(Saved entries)
##########

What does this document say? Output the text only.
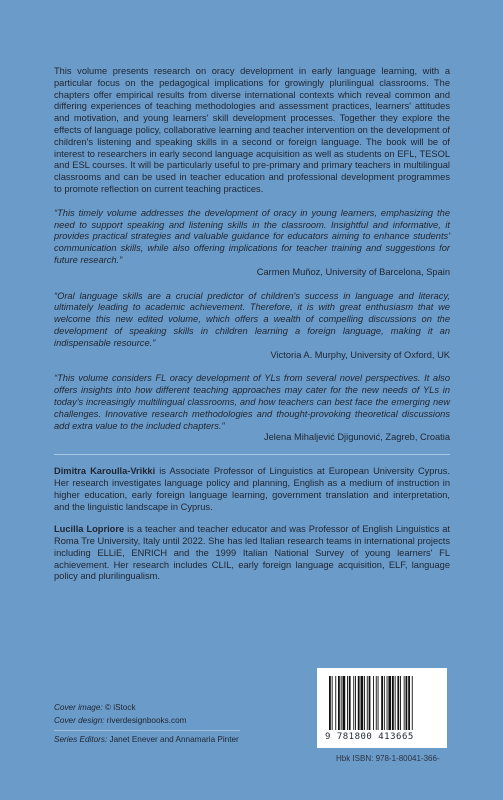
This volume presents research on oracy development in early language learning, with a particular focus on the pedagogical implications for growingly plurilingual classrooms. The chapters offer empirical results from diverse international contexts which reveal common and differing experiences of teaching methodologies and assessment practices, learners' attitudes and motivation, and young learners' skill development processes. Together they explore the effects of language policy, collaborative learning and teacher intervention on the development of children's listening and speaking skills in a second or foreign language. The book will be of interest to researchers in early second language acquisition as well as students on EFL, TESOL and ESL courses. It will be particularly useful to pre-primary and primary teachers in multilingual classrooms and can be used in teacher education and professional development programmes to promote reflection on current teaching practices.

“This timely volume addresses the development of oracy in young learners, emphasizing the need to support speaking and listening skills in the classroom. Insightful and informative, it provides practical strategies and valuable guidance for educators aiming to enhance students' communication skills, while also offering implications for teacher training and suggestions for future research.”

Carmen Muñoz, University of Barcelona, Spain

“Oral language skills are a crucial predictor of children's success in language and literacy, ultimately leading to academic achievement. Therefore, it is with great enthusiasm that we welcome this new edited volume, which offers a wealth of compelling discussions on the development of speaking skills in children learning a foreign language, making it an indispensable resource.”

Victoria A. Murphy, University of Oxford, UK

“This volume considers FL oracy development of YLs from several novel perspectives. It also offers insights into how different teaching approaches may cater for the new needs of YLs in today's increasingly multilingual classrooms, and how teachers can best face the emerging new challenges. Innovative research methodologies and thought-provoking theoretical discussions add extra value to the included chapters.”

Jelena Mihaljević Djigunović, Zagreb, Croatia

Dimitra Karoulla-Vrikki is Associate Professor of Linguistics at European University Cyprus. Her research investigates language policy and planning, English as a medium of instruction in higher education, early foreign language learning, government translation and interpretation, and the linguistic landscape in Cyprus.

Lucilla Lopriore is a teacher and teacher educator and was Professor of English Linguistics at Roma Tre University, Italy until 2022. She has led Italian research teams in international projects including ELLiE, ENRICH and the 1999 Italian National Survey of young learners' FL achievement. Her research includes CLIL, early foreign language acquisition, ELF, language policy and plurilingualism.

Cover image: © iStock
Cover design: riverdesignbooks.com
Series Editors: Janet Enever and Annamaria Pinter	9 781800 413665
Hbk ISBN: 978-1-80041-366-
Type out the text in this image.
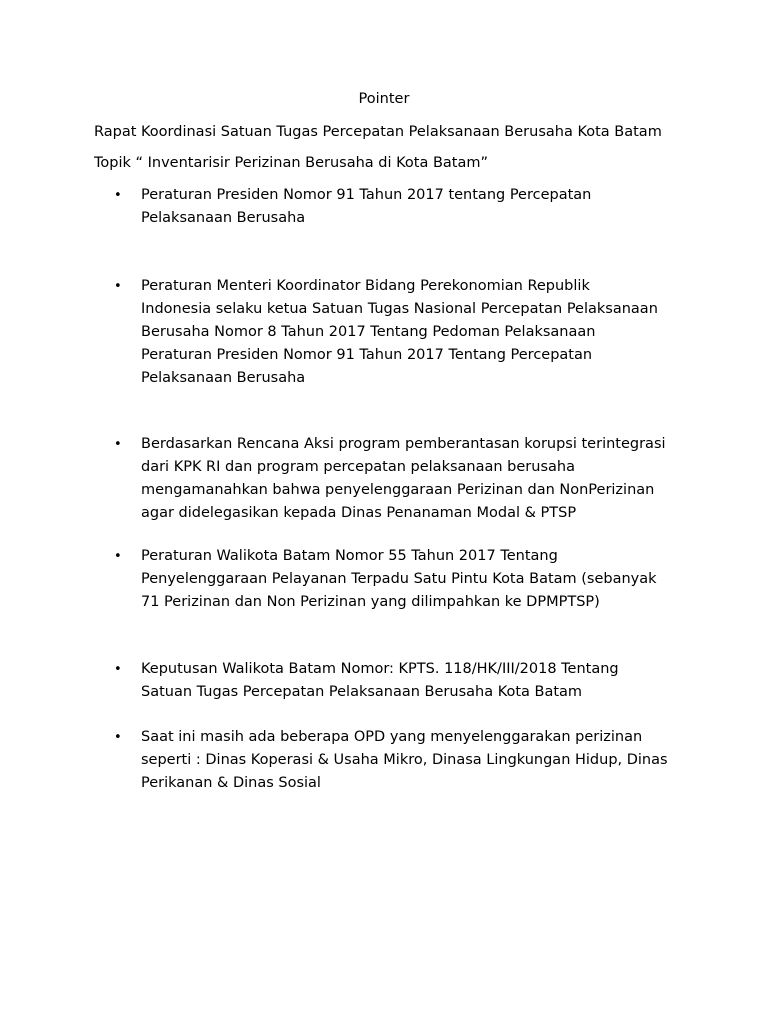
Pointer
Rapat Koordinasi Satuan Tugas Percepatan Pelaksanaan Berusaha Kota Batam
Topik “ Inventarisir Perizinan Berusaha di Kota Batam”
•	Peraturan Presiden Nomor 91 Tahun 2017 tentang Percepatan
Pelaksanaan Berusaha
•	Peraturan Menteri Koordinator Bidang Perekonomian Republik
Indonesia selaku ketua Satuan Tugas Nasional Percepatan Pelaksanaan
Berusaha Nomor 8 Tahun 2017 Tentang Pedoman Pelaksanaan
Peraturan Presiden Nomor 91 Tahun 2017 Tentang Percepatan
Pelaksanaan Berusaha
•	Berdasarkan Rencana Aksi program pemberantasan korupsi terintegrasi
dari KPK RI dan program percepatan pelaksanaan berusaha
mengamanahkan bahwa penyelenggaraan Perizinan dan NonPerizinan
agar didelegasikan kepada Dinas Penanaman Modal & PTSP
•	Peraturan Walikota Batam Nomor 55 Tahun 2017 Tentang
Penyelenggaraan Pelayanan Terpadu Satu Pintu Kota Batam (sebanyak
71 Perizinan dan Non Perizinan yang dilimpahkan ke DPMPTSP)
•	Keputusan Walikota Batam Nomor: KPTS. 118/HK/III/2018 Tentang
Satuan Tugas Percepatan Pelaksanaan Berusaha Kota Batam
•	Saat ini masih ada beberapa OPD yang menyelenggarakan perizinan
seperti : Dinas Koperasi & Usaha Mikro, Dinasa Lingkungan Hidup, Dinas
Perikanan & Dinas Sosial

##########

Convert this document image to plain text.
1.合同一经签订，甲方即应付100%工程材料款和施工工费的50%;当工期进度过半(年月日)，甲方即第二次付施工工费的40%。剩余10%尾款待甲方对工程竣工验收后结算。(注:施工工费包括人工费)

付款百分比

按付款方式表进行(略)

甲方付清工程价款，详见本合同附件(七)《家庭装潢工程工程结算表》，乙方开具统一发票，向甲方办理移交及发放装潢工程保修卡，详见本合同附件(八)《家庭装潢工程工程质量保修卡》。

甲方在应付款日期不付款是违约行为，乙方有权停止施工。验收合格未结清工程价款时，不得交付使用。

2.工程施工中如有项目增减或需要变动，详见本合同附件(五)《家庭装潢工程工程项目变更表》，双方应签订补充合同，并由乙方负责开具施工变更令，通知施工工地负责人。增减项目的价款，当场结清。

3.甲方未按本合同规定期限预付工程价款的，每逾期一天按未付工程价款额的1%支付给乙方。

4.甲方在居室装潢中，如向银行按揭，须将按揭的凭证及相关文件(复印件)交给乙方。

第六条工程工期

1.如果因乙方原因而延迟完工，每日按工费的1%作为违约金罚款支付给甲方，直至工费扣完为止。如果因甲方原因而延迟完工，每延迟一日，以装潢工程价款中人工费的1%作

##########

Return each line with "learners".

:: Final result ::
This volume presents research on oracy development in early language learning, with a particular focus on the pedagogical implications for growingly plurilingual classrooms. The chapters offer empirical results from diverse international contexts which reveal common and differing experiences of teaching methodologies and assessment practices, learners' attitudes and motivation, and young learners' skill development processes. Together they explore the effects of language policy, collaborative learning and teacher intervention on the development of children's listening and speaking skills in a second or foreign language. The book will be of interest to researchers in early second language acquisition as well as students on EFL, TESOL and ESL courses. It will be particularly useful to pre-primary and primary teachers in multilingual classrooms and can be used in teacher education and professional development programmes to promote reflection on current teaching practices.
“This timely volume addresses the development of oracy in young learners, emphasizing the need to support speaking and listening skills in the classroom. Insightful and informative, it provides practical strategies and valuable guidance for educators aiming to enhance students' communication skills, while also offering implications for teacher training and suggestions for future research.”
Lucilla Lopriore is a teacher and teacher educator and was Professor of English Linguistics at Roma Tre University, Italy until 2022. She has led Italian research teams in international projects including ELLiE, ENRICH and the 1999 Italian National Survey of young learners' FL achievement. Her research includes CLIL, early foreign language acquisition, ELF, language policy and plurilingualism.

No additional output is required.